Start The data
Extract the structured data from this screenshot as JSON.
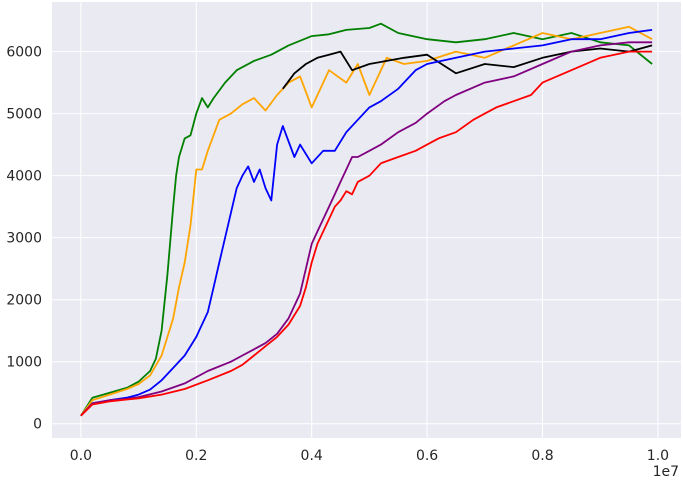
{
  "chart_data": {
    "type": "line",
    "title": "",
    "xlabel": "",
    "ylabel": "",
    "x_offset_label": "1e7",
    "xlim": [
      -0.05,
      1.04
    ],
    "ylim": [
      -230,
      6800
    ],
    "x_ticks": [
      0.0,
      0.2,
      0.4,
      0.6,
      0.8,
      1.0
    ],
    "x_tick_labels": [
      "0.0",
      "0.2",
      "0.4",
      "0.6",
      "0.8",
      "1.0"
    ],
    "y_ticks": [
      0,
      1000,
      2000,
      3000,
      4000,
      5000,
      6000
    ],
    "y_tick_labels": [
      "0",
      "1000",
      "2000",
      "3000",
      "4000",
      "5000",
      "6000"
    ],
    "grid": true,
    "legend": "none",
    "background_color": "#eaeaf2",
    "grid_color": "#ffffff",
    "series": [
      {
        "color": "#008000",
        "x": [
          0.0,
          0.02,
          0.05,
          0.08,
          0.1,
          0.12,
          0.13,
          0.14,
          0.15,
          0.16,
          0.165,
          0.17,
          0.18,
          0.19,
          0.2,
          0.21,
          0.22,
          0.23,
          0.25,
          0.27,
          0.3,
          0.33,
          0.36,
          0.4,
          0.43,
          0.46,
          0.5,
          0.52,
          0.55,
          0.6,
          0.65,
          0.7,
          0.75,
          0.8,
          0.85,
          0.9,
          0.95,
          0.99
        ],
        "y": [
          130,
          420,
          500,
          580,
          680,
          850,
          1050,
          1500,
          2400,
          3500,
          4000,
          4300,
          4600,
          4650,
          5000,
          5250,
          5100,
          5250,
          5500,
          5700,
          5850,
          5950,
          6100,
          6250,
          6280,
          6350,
          6380,
          6450,
          6300,
          6200,
          6150,
          6200,
          6300,
          6200,
          6300,
          6150,
          6100,
          5800
        ]
      },
      {
        "color": "#ffa500",
        "x": [
          0.0,
          0.02,
          0.05,
          0.08,
          0.1,
          0.12,
          0.14,
          0.16,
          0.17,
          0.18,
          0.19,
          0.2,
          0.21,
          0.22,
          0.24,
          0.26,
          0.28,
          0.3,
          0.32,
          0.34,
          0.36,
          0.38,
          0.4,
          0.43,
          0.46,
          0.48,
          0.5,
          0.53,
          0.56,
          0.6,
          0.65,
          0.7,
          0.75,
          0.8,
          0.85,
          0.9,
          0.95,
          0.99
        ],
        "y": [
          130,
          380,
          470,
          560,
          640,
          780,
          1100,
          1700,
          2200,
          2600,
          3200,
          4100,
          4100,
          4400,
          4900,
          5000,
          5150,
          5250,
          5050,
          5300,
          5500,
          5600,
          5100,
          5700,
          5500,
          5800,
          5300,
          5900,
          5800,
          5850,
          6000,
          5900,
          6100,
          6300,
          6200,
          6300,
          6400,
          6200
        ]
      },
      {
        "color": "#000000",
        "x": [
          0.35,
          0.37,
          0.39,
          0.41,
          0.43,
          0.45,
          0.47,
          0.5,
          0.53,
          0.56,
          0.6,
          0.65,
          0.7,
          0.75,
          0.8,
          0.85,
          0.9,
          0.95,
          0.99
        ],
        "y": [
          5400,
          5650,
          5800,
          5900,
          5950,
          6000,
          5700,
          5800,
          5850,
          5900,
          5950,
          5650,
          5800,
          5750,
          5900,
          6000,
          6050,
          6000,
          6100
        ]
      },
      {
        "color": "#0000ff",
        "x": [
          0.0,
          0.02,
          0.05,
          0.08,
          0.1,
          0.12,
          0.14,
          0.16,
          0.18,
          0.2,
          0.21,
          0.22,
          0.23,
          0.24,
          0.25,
          0.26,
          0.27,
          0.28,
          0.29,
          0.3,
          0.31,
          0.32,
          0.33,
          0.34,
          0.35,
          0.36,
          0.37,
          0.38,
          0.4,
          0.42,
          0.44,
          0.46,
          0.48,
          0.5,
          0.52,
          0.55,
          0.58,
          0.6,
          0.65,
          0.7,
          0.75,
          0.8,
          0.85,
          0.9,
          0.95,
          0.99
        ],
        "y": [
          130,
          330,
          380,
          420,
          470,
          550,
          700,
          900,
          1100,
          1400,
          1600,
          1800,
          2200,
          2600,
          3000,
          3400,
          3800,
          4000,
          4150,
          3900,
          4100,
          3800,
          3600,
          4500,
          4800,
          4550,
          4300,
          4500,
          4200,
          4400,
          4400,
          4700,
          4900,
          5100,
          5200,
          5400,
          5700,
          5800,
          5900,
          6000,
          6050,
          6100,
          6200,
          6200,
          6300,
          6350
        ]
      },
      {
        "color": "#800080",
        "x": [
          0.0,
          0.02,
          0.05,
          0.08,
          0.1,
          0.14,
          0.18,
          0.22,
          0.26,
          0.28,
          0.3,
          0.32,
          0.34,
          0.36,
          0.38,
          0.39,
          0.4,
          0.41,
          0.42,
          0.43,
          0.44,
          0.45,
          0.46,
          0.47,
          0.48,
          0.5,
          0.52,
          0.55,
          0.58,
          0.6,
          0.63,
          0.65,
          0.7,
          0.75,
          0.8,
          0.85,
          0.9,
          0.95,
          0.99
        ],
        "y": [
          130,
          330,
          380,
          400,
          430,
          520,
          650,
          850,
          1000,
          1100,
          1200,
          1300,
          1450,
          1700,
          2100,
          2500,
          2900,
          3100,
          3300,
          3500,
          3700,
          3900,
          4100,
          4300,
          4300,
          4400,
          4500,
          4700,
          4850,
          5000,
          5200,
          5300,
          5500,
          5600,
          5800,
          6000,
          6100,
          6150,
          6150
        ]
      },
      {
        "color": "#ff0000",
        "x": [
          0.0,
          0.02,
          0.05,
          0.08,
          0.1,
          0.14,
          0.18,
          0.22,
          0.26,
          0.28,
          0.3,
          0.32,
          0.34,
          0.36,
          0.38,
          0.39,
          0.4,
          0.41,
          0.42,
          0.43,
          0.44,
          0.45,
          0.46,
          0.47,
          0.48,
          0.5,
          0.52,
          0.55,
          0.58,
          0.6,
          0.62,
          0.65,
          0.68,
          0.7,
          0.72,
          0.75,
          0.78,
          0.8,
          0.85,
          0.9,
          0.95,
          0.99
        ],
        "y": [
          130,
          310,
          360,
          390,
          410,
          470,
          560,
          700,
          850,
          950,
          1100,
          1250,
          1400,
          1600,
          1900,
          2200,
          2600,
          2900,
          3100,
          3300,
          3500,
          3600,
          3750,
          3700,
          3900,
          4000,
          4200,
          4300,
          4400,
          4500,
          4600,
          4700,
          4900,
          5000,
          5100,
          5200,
          5300,
          5500,
          5700,
          5900,
          6000,
          6000
        ]
      }
    ]
  }
}
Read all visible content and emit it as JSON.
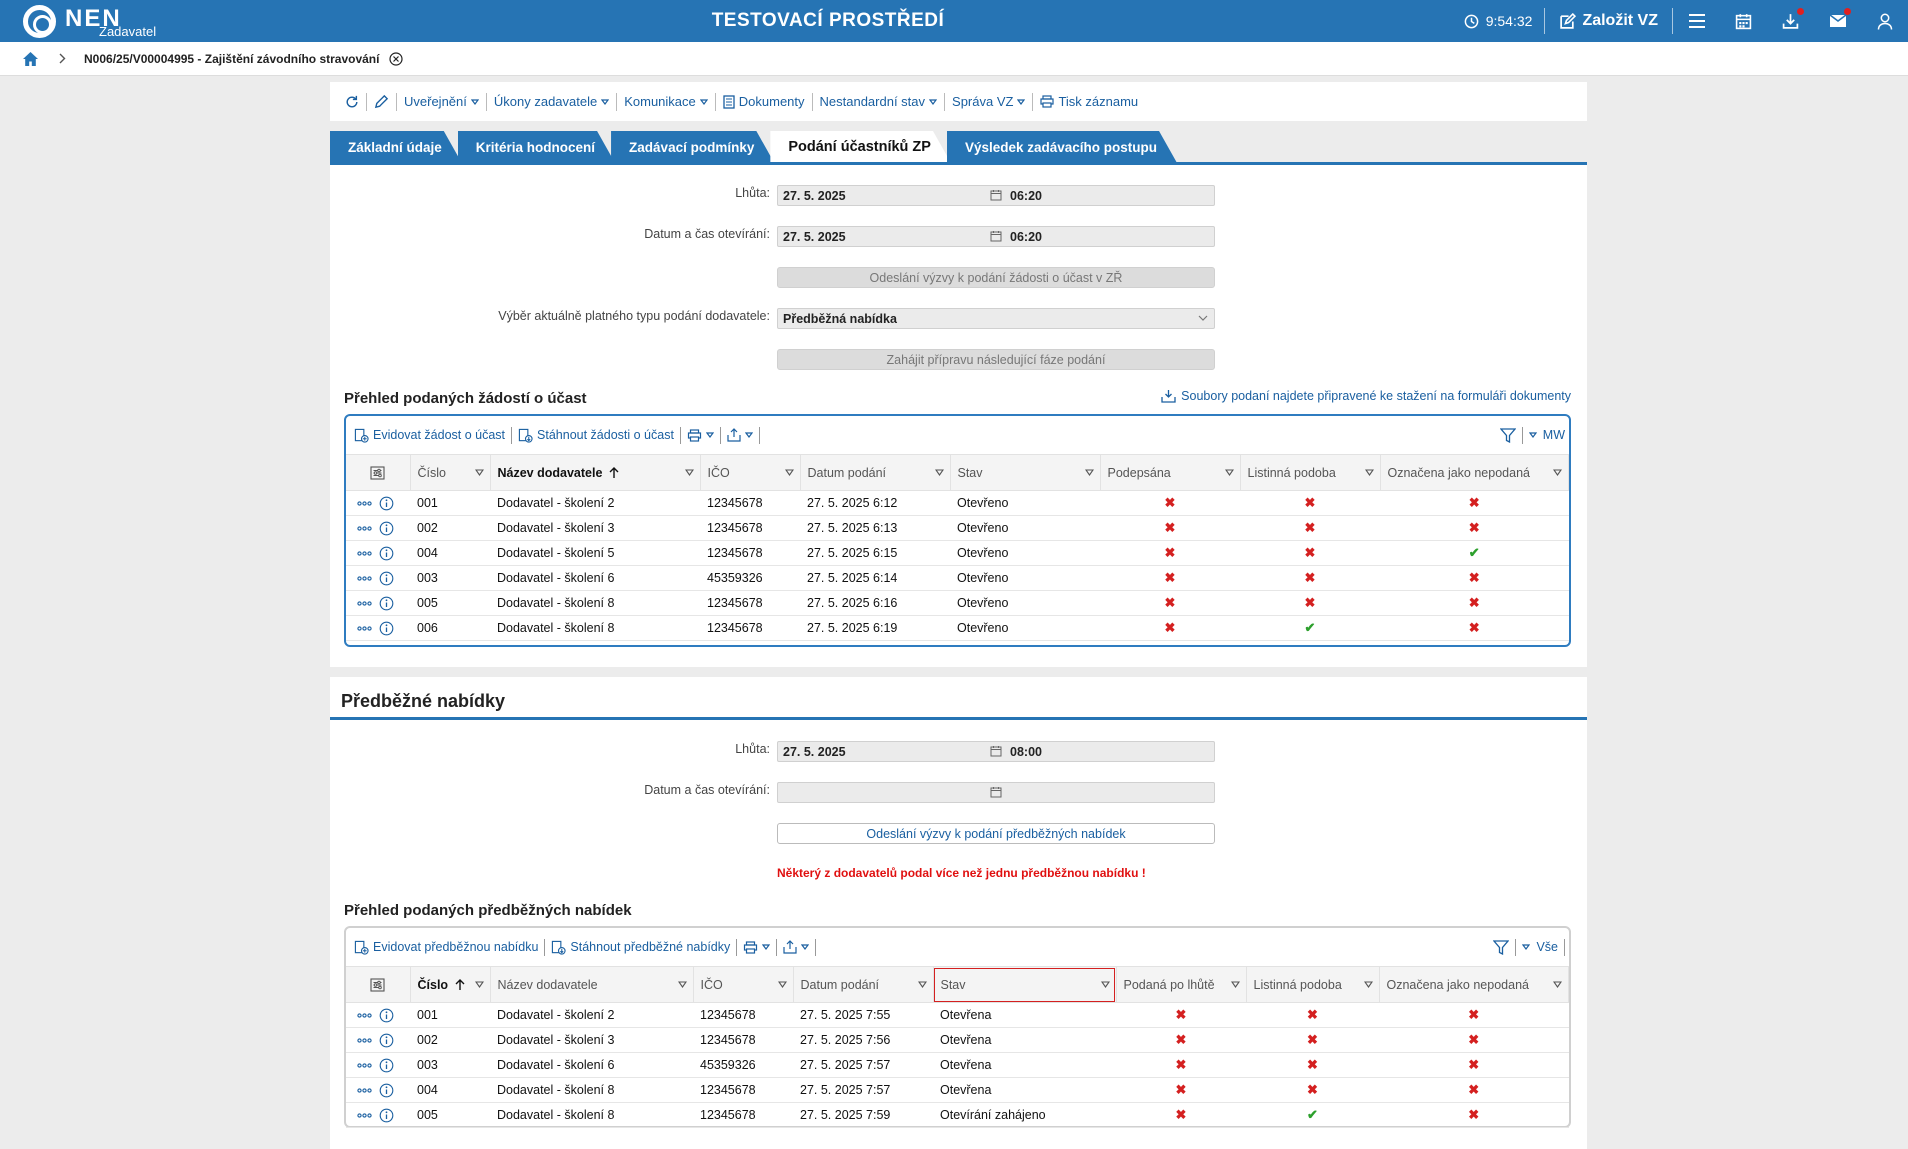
{
  "topbar": {
    "logo_text": "NEN",
    "logo_sub": "Zadavatel",
    "env_title": "TESTOVACÍ PROSTŘEDÍ",
    "time": "9:54:32",
    "create_label": "Založit VZ"
  },
  "breadcrumb": {
    "text": "N006/25/V00004995 - Zajištění závodního stravování"
  },
  "toolbar": {
    "items": [
      "Uveřejnění",
      "Úkony zadavatele",
      "Komunikace",
      "Dokumenty",
      "Nestandardní stav",
      "Správa VZ",
      "Tisk záznamu"
    ]
  },
  "tabs": [
    "Základní údaje",
    "Kritéria hodnocení",
    "Zadávací podmínky",
    "Podání účastníků ZP",
    "Výsledek zadávacího postupu"
  ],
  "section1": {
    "deadline_label": "Lhůta:",
    "deadline_date": "27. 5. 2025",
    "deadline_time": "06:20",
    "opening_label": "Datum a čas otevírání:",
    "opening_date": "27. 5. 2025",
    "opening_time": "06:20",
    "send_button": "Odeslání výzvy k podání žádosti o účast v ZŘ",
    "type_label": "Výběr aktuálně platného typu podání dodavatele:",
    "type_value": "Předběžná nabídka",
    "next_phase_button": "Zahájit přípravu následující fáze podání",
    "grid_title": "Přehled podaných žádostí o účast",
    "download_link": "Soubory podaní najdete připravené ke stažení na formuláři dokumenty",
    "grid_tools": [
      "Evidovat žádost o účast",
      "Stáhnout žádosti o účast"
    ],
    "grid_right": "MW",
    "columns": [
      "Číslo",
      "Název dodavatele",
      "IČO",
      "Datum podání",
      "Stav",
      "Podepsána",
      "Listinná podoba",
      "Označena jako nepodaná"
    ],
    "rows": [
      {
        "cislo": "001",
        "nazev": "Dodavatel - školení 2",
        "ico": "12345678",
        "datum": "27. 5. 2025 6:12",
        "stav": "Otevřeno",
        "p1": "x",
        "p2": "x",
        "p3": "x"
      },
      {
        "cislo": "002",
        "nazev": "Dodavatel - školení 3",
        "ico": "12345678",
        "datum": "27. 5. 2025 6:13",
        "stav": "Otevřeno",
        "p1": "x",
        "p2": "x",
        "p3": "x"
      },
      {
        "cislo": "004",
        "nazev": "Dodavatel - školení 5",
        "ico": "12345678",
        "datum": "27. 5. 2025 6:15",
        "stav": "Otevřeno",
        "p1": "x",
        "p2": "x",
        "p3": "ok"
      },
      {
        "cislo": "003",
        "nazev": "Dodavatel - školení 6",
        "ico": "45359326",
        "datum": "27. 5. 2025 6:14",
        "stav": "Otevřeno",
        "p1": "x",
        "p2": "x",
        "p3": "x"
      },
      {
        "cislo": "005",
        "nazev": "Dodavatel - školení 8",
        "ico": "12345678",
        "datum": "27. 5. 2025 6:16",
        "stav": "Otevřeno",
        "p1": "x",
        "p2": "x",
        "p3": "x"
      },
      {
        "cislo": "006",
        "nazev": "Dodavatel - školení 8",
        "ico": "12345678",
        "datum": "27. 5. 2025 6:19",
        "stav": "Otevřeno",
        "p1": "x",
        "p2": "ok",
        "p3": "x"
      }
    ]
  },
  "section2": {
    "title": "Předběžné nabídky",
    "deadline_label": "Lhůta:",
    "deadline_date": "27. 5. 2025",
    "deadline_time": "08:00",
    "opening_label": "Datum a čas otevírání:",
    "send_button": "Odeslání výzvy k podání předběžných nabídek",
    "warning": "Některý z dodavatelů podal více než jednu předběžnou nabídku !",
    "grid_title": "Přehled podaných předběžných nabídek",
    "grid_tools": [
      "Evidovat předběžnou nabídku",
      "Stáhnout předběžné nabídky"
    ],
    "grid_right": "Vše",
    "columns": [
      "Číslo",
      "Název dodavatele",
      "IČO",
      "Datum podání",
      "Stav",
      "Podaná po lhůtě",
      "Listinná podoba",
      "Označena jako nepodaná"
    ],
    "rows": [
      {
        "cislo": "001",
        "nazev": "Dodavatel - školení 2",
        "ico": "12345678",
        "datum": "27. 5. 2025 7:55",
        "stav": "Otevřena",
        "p1": "x",
        "p2": "x",
        "p3": "x"
      },
      {
        "cislo": "002",
        "nazev": "Dodavatel - školení 3",
        "ico": "12345678",
        "datum": "27. 5. 2025 7:56",
        "stav": "Otevřena",
        "p1": "x",
        "p2": "x",
        "p3": "x"
      },
      {
        "cislo": "003",
        "nazev": "Dodavatel - školení 6",
        "ico": "45359326",
        "datum": "27. 5. 2025 7:57",
        "stav": "Otevřena",
        "p1": "x",
        "p2": "x",
        "p3": "x"
      },
      {
        "cislo": "004",
        "nazev": "Dodavatel - školení 8",
        "ico": "12345678",
        "datum": "27. 5. 2025 7:57",
        "stav": "Otevřena",
        "p1": "x",
        "p2": "x",
        "p3": "x"
      },
      {
        "cislo": "005",
        "nazev": "Dodavatel - školení 8",
        "ico": "12345678",
        "datum": "27. 5. 2025 7:59",
        "stav": "Otevírání zahájeno",
        "p1": "x",
        "p2": "ok",
        "p3": "x"
      }
    ]
  },
  "colors": {
    "brand": "#2674b4",
    "error": "#d42020",
    "success": "#2da02d",
    "link": "#1a5fa0"
  }
}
End The data
Return each line that includes "nabídku".

    "warning": "Některý z dodavatelů podal více než jednu předběžnou nabídku !",
      "Evidovat předběžnou nabídku",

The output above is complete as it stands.